## AIM OF THE EXERCISE
Render every line of the listing below as a JSON list of strings, one string per line, with blank lines left out.

--- START AVAILABLE RECORDS ---

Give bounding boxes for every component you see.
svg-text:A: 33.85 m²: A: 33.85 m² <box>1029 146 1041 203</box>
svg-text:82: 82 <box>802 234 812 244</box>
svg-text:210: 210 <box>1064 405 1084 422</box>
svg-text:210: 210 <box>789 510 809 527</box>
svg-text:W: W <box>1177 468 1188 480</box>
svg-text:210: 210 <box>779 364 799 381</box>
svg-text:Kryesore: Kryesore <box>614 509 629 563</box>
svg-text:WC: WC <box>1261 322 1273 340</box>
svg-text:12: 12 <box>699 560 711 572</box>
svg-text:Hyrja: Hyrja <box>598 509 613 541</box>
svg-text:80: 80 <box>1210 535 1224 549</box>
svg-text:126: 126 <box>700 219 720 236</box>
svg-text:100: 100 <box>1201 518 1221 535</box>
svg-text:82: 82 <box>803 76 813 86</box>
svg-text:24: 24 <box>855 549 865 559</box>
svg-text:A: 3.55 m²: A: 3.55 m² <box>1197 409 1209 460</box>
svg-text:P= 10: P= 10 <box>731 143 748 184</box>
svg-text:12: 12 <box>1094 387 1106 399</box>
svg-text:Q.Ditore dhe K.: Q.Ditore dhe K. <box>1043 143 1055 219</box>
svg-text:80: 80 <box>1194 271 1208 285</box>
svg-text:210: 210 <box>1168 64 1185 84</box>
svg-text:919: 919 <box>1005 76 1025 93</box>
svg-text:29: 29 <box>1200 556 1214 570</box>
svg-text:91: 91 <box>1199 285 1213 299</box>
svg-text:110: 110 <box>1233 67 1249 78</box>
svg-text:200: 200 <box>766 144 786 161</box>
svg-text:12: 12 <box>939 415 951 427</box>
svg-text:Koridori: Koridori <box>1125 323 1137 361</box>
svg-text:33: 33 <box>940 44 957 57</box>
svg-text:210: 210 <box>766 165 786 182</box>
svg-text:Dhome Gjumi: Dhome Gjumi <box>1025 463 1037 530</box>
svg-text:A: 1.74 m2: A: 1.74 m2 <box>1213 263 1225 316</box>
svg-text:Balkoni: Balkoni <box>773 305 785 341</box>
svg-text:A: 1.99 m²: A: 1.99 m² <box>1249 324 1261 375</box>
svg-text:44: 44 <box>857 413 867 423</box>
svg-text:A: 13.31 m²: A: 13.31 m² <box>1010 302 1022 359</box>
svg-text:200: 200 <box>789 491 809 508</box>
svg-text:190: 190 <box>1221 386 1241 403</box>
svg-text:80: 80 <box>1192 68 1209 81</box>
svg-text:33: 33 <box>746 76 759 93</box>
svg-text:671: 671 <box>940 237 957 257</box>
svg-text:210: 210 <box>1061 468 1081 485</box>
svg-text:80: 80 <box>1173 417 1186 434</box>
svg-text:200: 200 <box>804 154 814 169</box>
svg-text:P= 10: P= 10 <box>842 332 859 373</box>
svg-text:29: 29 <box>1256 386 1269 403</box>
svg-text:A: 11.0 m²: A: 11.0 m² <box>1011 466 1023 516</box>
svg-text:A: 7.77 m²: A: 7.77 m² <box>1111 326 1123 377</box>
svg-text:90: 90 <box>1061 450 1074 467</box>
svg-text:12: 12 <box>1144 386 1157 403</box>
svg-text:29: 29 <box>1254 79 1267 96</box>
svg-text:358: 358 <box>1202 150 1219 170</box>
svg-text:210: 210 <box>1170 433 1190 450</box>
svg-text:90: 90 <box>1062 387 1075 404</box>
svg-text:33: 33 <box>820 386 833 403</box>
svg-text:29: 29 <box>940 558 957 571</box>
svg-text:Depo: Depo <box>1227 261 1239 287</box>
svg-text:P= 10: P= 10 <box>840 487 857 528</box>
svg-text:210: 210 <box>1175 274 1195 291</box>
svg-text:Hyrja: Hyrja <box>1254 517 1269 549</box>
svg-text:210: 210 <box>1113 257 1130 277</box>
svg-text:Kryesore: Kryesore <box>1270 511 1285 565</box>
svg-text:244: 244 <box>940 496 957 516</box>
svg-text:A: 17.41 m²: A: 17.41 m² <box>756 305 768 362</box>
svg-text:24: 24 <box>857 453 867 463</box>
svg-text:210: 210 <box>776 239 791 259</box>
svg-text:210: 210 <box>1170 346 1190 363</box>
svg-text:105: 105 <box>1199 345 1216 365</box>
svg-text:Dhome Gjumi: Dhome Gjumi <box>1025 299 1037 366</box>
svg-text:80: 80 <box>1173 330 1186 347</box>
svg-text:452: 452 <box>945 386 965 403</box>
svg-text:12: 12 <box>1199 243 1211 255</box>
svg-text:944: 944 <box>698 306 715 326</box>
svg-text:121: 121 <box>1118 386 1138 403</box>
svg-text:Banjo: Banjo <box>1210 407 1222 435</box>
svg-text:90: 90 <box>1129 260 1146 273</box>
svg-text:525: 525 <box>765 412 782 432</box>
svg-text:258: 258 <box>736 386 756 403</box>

--- END AVAILABLE RECORDS ---

## COMPLETE RESPONSE
[
  "Give bounding boxes for every component you see.",
  "svg-text:A: 33.85 m²: A: 33.85 m² <box>1029 146 1041 203</box>",
  "svg-text:82: 82 <box>802 234 812 244</box>",
  "svg-text:210: 210 <box>1064 405 1084 422</box>",
  "svg-text:210: 210 <box>789 510 809 527</box>",
  "svg-text:W: W <box>1177 468 1188 480</box>",
  "svg-text:210: 210 <box>779 364 799 381</box>",
  "svg-text:Kryesore: Kryesore <box>614 509 629 563</box>",
  "svg-text:WC: WC <box>1261 322 1273 340</box>",
  "svg-text:12: 12 <box>699 560 711 572</box>",
  "svg-text:Hyrja: Hyrja <box>598 509 613 541</box>",
  "svg-text:80: 80 <box>1210 535 1224 549</box>",
  "svg-text:126: 126 <box>700 219 720 236</box>",
  "svg-text:100: 100 <box>1201 518 1221 535</box>",
  "svg-text:82: 82 <box>803 76 813 86</box>",
  "svg-text:24: 24 <box>855 549 865 559</box>",
  "svg-text:A: 3.55 m²: A: 3.55 m² <box>1197 409 1209 460</box>",
  "svg-text:P= 10: P= 10 <box>731 143 748 184</box>",
  "svg-text:12: 12 <box>1094 387 1106 399</box>",
  "svg-text:Q.Ditore dhe K.: Q.Ditore dhe K. <box>1043 143 1055 219</box>",
  "svg-text:80: 80 <box>1194 271 1208 285</box>",
  "svg-text:210: 210 <box>1168 64 1185 84</box>",
  "svg-text:919: 919 <box>1005 76 1025 93</box>",
  "svg-text:29: 29 <box>1200 556 1214 570</box>",
  "svg-text:91: 91 <box>1199 285 1213 299</box>",
  "svg-text:110: 110 <box>1233 67 1249 78</box>",
  "svg-text:200: 200 <box>766 144 786 161</box>",
  "svg-text:12: 12 <box>939 415 951 427</box>",
  "svg-text:Koridori: Koridori <box>1125 323 1137 361</box>",
  "svg-text:33: 33 <box>940 44 957 57</box>",
  "svg-text:210: 210 <box>766 165 786 182</box>",
  "svg-text:Dhome Gjumi: Dhome Gjumi <box>1025 463 1037 530</box>",
  "svg-text:A: 1.74 m2: A: 1.74 m2 <box>1213 263 1225 316</box>",
  "svg-text:Balkoni: Balkoni <box>773 305 785 341</box>",
  "svg-text:A: 1.99 m²: A: 1.99 m² <box>1249 324 1261 375</box>",
  "svg-text:44: 44 <box>857 413 867 423</box>",
  "svg-text:A: 13.31 m²: A: 13.31 m² <box>1010 302 1022 359</box>",
  "svg-text:200: 200 <box>789 491 809 508</box>",
  "svg-text:190: 190 <box>1221 386 1241 403</box>",
  "svg-text:80: 80 <box>1192 68 1209 81</box>",
  "svg-text:33: 33 <box>746 76 759 93</box>",
  "svg-text:671: 671 <box>940 237 957 257</box>",
  "svg-text:210: 210 <box>1061 468 1081 485</box>",
  "svg-text:80: 80 <box>1173 417 1186 434</box>",
  "svg-text:200: 200 <box>804 154 814 169</box>",
  "svg-text:P= 10: P= 10 <box>842 332 859 373</box>",
  "svg-text:29: 29 <box>1256 386 1269 403</box>",
  "svg-text:A: 11.0 m²: A: 11.0 m² <box>1011 466 1023 516</box>",
  "svg-text:A: 7.77 m²: A: 7.77 m² <box>1111 326 1123 377</box>",
  "svg-text:90: 90 <box>1061 450 1074 467</box>",
  "svg-text:12: 12 <box>1144 386 1157 403</box>",
  "svg-text:29: 29 <box>1254 79 1267 96</box>",
  "svg-text:358: 358 <box>1202 150 1219 170</box>",
  "svg-text:210: 210 <box>1170 433 1190 450</box>",
  "svg-text:90: 90 <box>1062 387 1075 404</box>",
  "svg-text:33: 33 <box>820 386 833 403</box>",
  "svg-text:29: 29 <box>940 558 957 571</box>",
  "svg-text:Depo: Depo <box>1227 261 1239 287</box>",
  "svg-text:P= 10: P= 10 <box>840 487 857 528</box>",
  "svg-text:210: 210 <box>1175 274 1195 291</box>",
  "svg-text:Hyrja: Hyrja <box>1254 517 1269 549</box>",
  "svg-text:210: 210 <box>1113 257 1130 277</box>",
  "svg-text:Kryesore: Kryesore <box>1270 511 1285 565</box>",
  "svg-text:244: 244 <box>940 496 957 516</box>",
  "svg-text:A: 17.41 m²: A: 17.41 m² <box>756 305 768 362</box>",
  "svg-text:24: 24 <box>857 453 867 463</box>",
  "svg-text:210: 210 <box>776 239 791 259</box>",
  "svg-text:210: 210 <box>1170 346 1190 363</box>",
  "svg-text:105: 105 <box>1199 345 1216 365</box>",
  "svg-text:Dhome Gjumi: Dhome Gjumi <box>1025 299 1037 366</box>",
  "svg-text:80: 80 <box>1173 330 1186 347</box>",
  "svg-text:452: 452 <box>945 386 965 403</box>",
  "svg-text:12: 12 <box>1199 243 1211 255</box>",
  "svg-text:944: 944 <box>698 306 715 326</box>",
  "svg-text:121: 121 <box>1118 386 1138 403</box>",
  "svg-text:Banjo: Banjo <box>1210 407 1222 435</box>",
  "svg-text:90: 90 <box>1129 260 1146 273</box>",
  "svg-text:525: 525 <box>765 412 782 432</box>",
  "svg-text:258: 258 <box>736 386 756 403</box>"
]